§ Instructions for the task:
Output every entry exactly as written, but omit the pictures.

====================

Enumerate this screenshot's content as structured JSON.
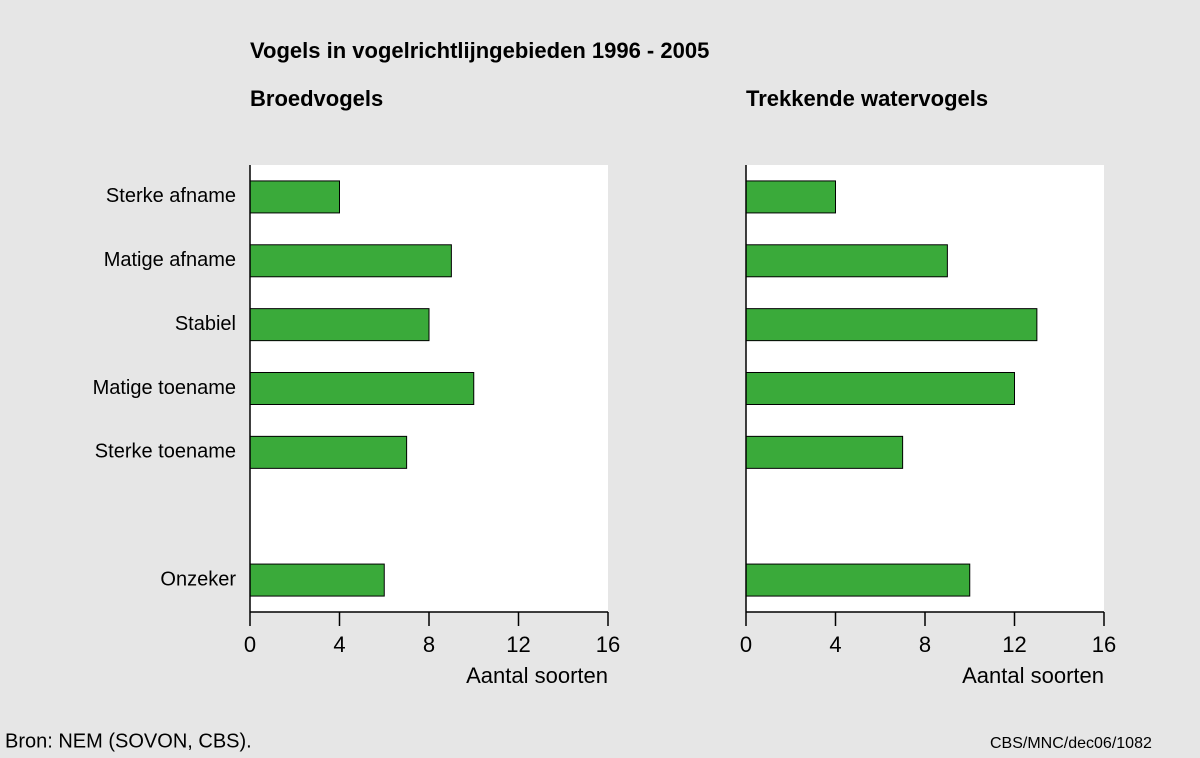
{
  "title": "Vogels in vogelrichtlijngebieden 1996 - 2005",
  "source": "Bron: NEM (SOVON, CBS).",
  "code": "CBS/MNC/dec06/1082",
  "chart_data": [
    {
      "type": "barh",
      "title": "Broedvogels",
      "categories": [
        "Sterke afname",
        "Matige afname",
        "Stabiel",
        "Matige toename",
        "Sterke toename",
        null,
        "Onzeker"
      ],
      "values": [
        4,
        9,
        8,
        10,
        7,
        null,
        6
      ],
      "color": "#3aaa3a",
      "xlim": [
        0,
        16
      ],
      "xticks": [
        0,
        4,
        8,
        12,
        16
      ],
      "xlabel": "Aantal soorten"
    },
    {
      "type": "barh",
      "title": "Trekkende watervogels",
      "values": [
        4,
        9,
        13,
        12,
        7,
        null,
        10
      ],
      "color": "#3aaa3a",
      "xlim": [
        0,
        16
      ],
      "xticks": [
        0,
        4,
        8,
        12,
        16
      ],
      "xlabel": "Aantal soorten"
    }
  ]
}
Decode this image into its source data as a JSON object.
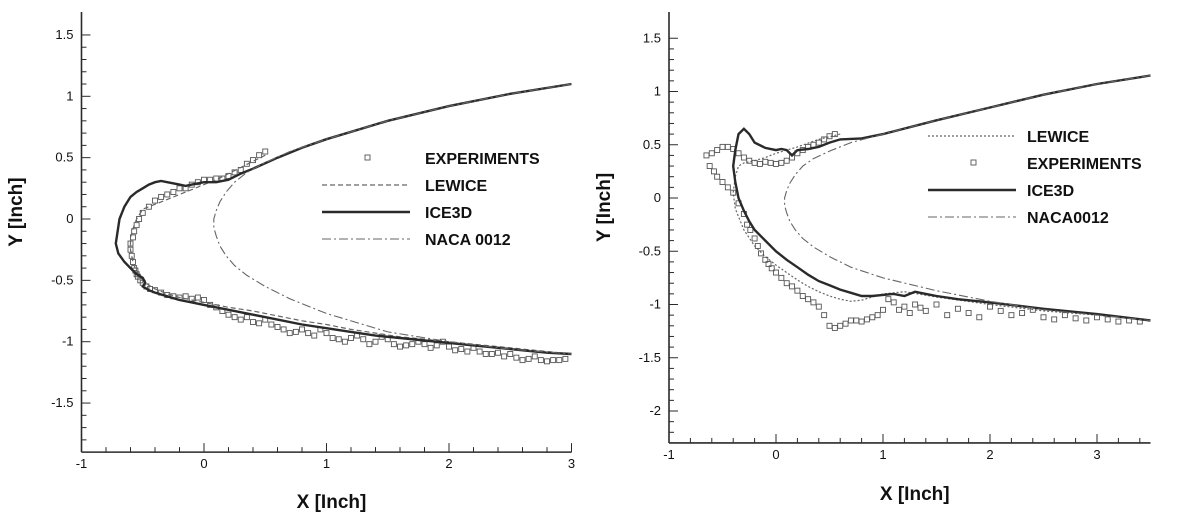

====================

§ Written solution:
Enumerate this screenshot's content as structured JSON.
{
  "title": "Vogels in vogelrichtlijngebieden 1996 - 2005",
  "source": "Bron: NEM (SOVON, CBS).",
  "code": "CBS/MNC/dec06/1082",
  "chart_data": [
    {
      "type": "barh",
      "title": "Broedvogels",
      "categories": [
        "Sterke afname",
        "Matige afname",
        "Stabiel",
        "Matige toename",
        "Sterke toename",
        null,
        "Onzeker"
      ],
      "values": [
        4,
        9,
        8,
        10,
        7,
        null,
        6
      ],
      "color": "#3aaa3a",
      "xlim": [
        0,
        16
      ],
      "xticks": [
        0,
        4,
        8,
        12,
        16
      ],
      "xlabel": "Aantal soorten"
    },
    {
      "type": "barh",
      "title": "Trekkende watervogels",
      "values": [
        4,
        9,
        13,
        12,
        7,
        null,
        10
      ],
      "color": "#3aaa3a",
      "xlim": [
        0,
        16
      ],
      "xticks": [
        0,
        4,
        8,
        12,
        16
      ],
      "xlabel": "Aantal soorten"
    }
  ]
}
Decode this image into its source data as a JSON object.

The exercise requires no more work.